* What the task asks
Filter the records below down to lines containing "this".

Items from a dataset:
════════════════
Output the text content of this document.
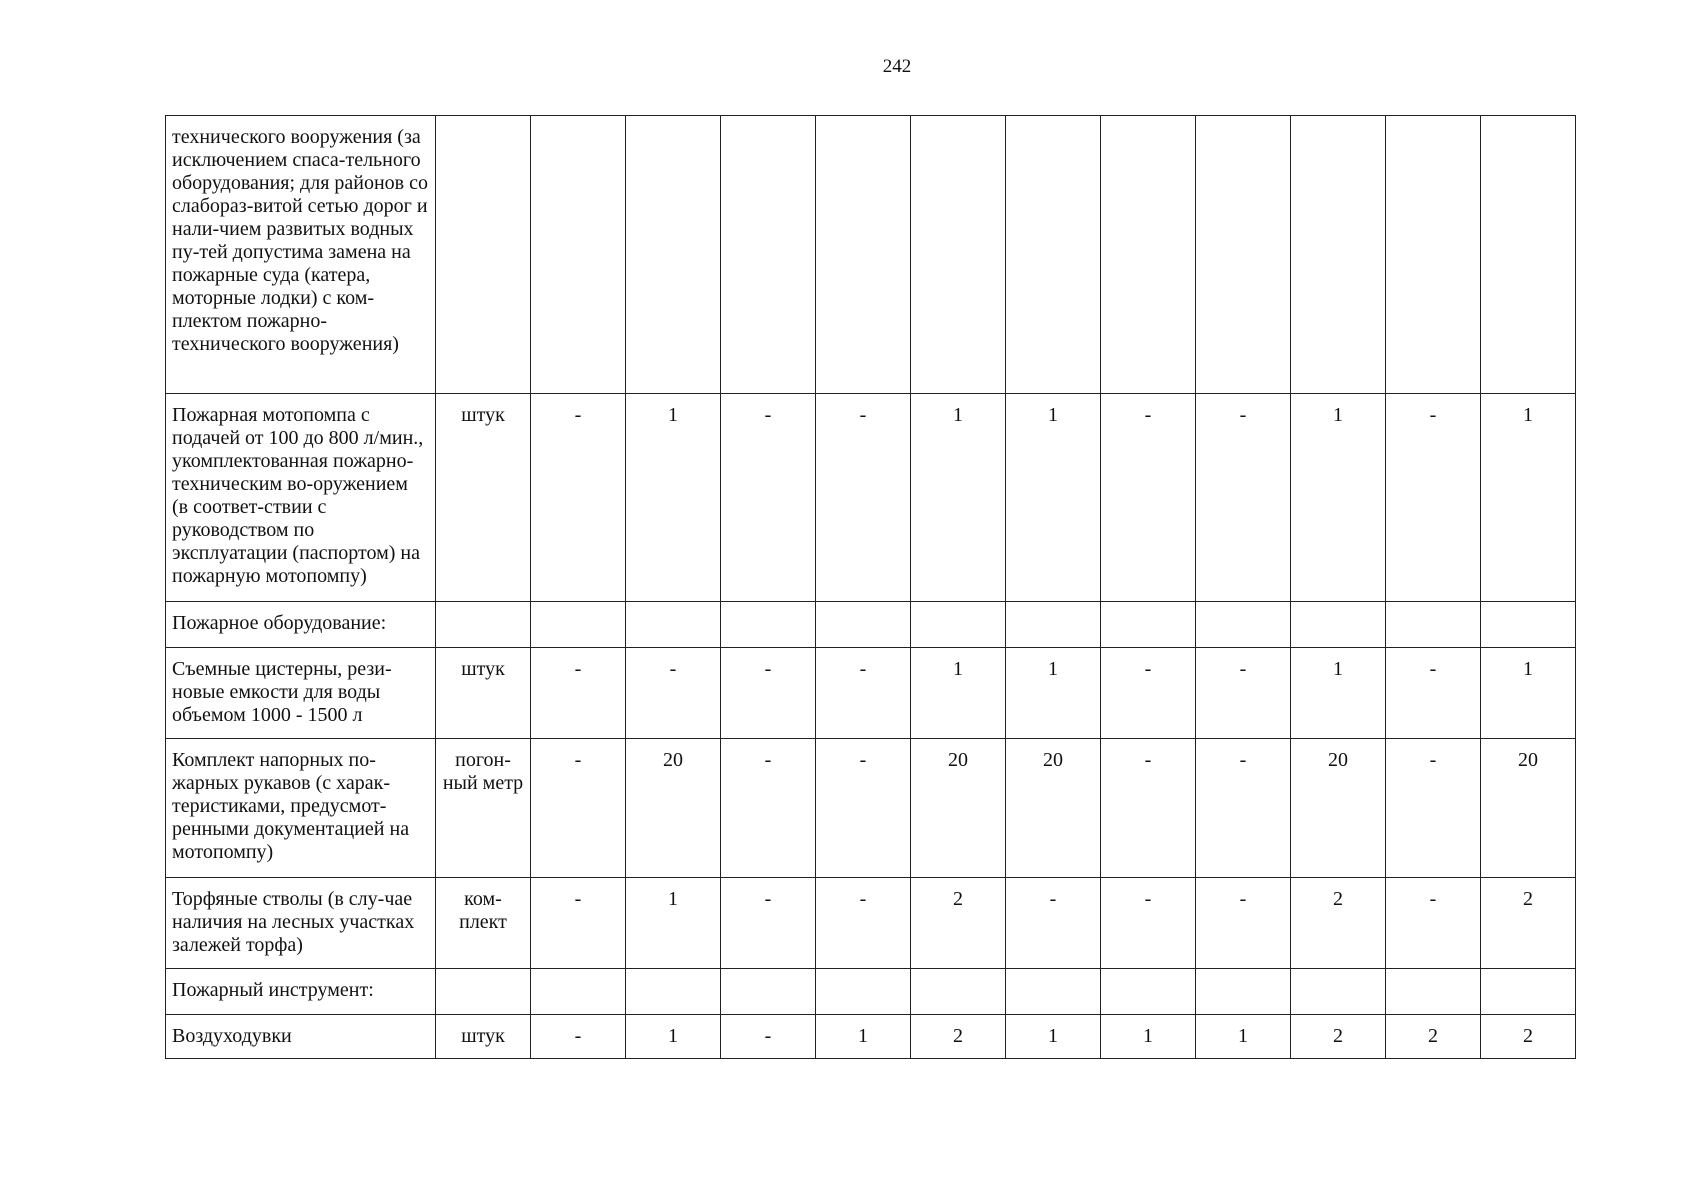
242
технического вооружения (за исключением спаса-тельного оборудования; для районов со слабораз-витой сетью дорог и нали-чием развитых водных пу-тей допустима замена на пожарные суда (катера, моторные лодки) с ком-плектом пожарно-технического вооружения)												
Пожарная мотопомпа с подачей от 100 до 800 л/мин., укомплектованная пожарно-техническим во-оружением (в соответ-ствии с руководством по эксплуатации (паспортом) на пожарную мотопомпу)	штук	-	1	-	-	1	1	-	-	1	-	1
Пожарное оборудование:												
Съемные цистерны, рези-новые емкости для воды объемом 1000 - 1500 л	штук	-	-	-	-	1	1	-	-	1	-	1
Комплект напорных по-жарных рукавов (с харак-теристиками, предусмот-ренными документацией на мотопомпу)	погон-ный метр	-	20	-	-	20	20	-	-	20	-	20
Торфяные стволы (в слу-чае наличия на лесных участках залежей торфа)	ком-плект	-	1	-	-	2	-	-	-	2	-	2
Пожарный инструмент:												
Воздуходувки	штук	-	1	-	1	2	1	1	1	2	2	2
════════════════
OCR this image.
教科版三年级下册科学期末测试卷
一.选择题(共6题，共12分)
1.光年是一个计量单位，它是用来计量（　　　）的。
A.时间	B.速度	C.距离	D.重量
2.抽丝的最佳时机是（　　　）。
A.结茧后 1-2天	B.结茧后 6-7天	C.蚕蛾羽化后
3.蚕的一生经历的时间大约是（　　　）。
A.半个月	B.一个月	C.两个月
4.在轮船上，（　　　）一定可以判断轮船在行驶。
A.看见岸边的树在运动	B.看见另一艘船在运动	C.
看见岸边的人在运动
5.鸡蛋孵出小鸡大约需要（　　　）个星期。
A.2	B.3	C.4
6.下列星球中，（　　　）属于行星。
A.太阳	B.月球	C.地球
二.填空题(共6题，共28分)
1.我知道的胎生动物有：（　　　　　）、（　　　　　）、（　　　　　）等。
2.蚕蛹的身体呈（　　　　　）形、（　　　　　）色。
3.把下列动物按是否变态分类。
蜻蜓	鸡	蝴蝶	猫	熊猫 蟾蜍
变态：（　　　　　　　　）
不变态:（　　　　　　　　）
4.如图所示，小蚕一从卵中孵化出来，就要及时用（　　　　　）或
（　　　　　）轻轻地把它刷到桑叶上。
════════════════
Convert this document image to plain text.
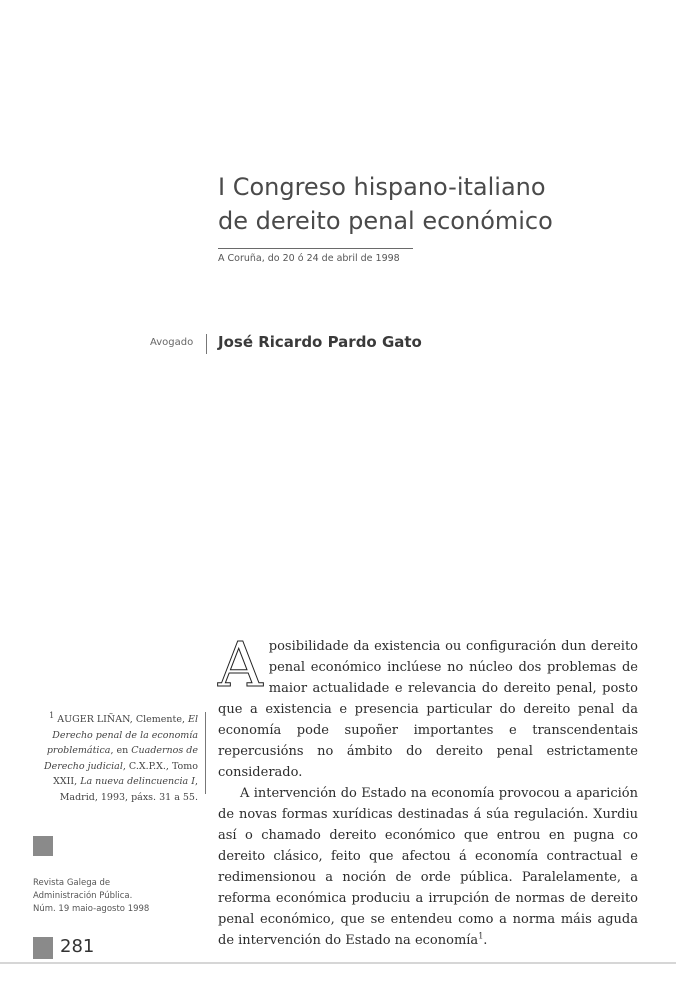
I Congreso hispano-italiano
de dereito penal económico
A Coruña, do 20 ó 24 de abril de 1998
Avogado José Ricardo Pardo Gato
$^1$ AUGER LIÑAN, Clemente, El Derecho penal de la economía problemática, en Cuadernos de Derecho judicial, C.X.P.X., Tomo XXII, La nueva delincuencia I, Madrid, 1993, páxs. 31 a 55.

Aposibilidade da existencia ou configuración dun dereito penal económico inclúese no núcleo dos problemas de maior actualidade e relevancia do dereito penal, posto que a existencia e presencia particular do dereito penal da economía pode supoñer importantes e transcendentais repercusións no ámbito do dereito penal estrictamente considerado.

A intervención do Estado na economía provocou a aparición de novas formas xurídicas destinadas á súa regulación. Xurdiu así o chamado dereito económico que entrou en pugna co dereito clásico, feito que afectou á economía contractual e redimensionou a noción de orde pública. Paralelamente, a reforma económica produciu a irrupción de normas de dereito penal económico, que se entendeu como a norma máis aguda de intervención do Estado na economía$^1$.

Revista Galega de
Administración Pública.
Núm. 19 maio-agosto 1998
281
════════════════
* Full output
Output the text content of this document.
OCR this image.
Convert this document image to plain text.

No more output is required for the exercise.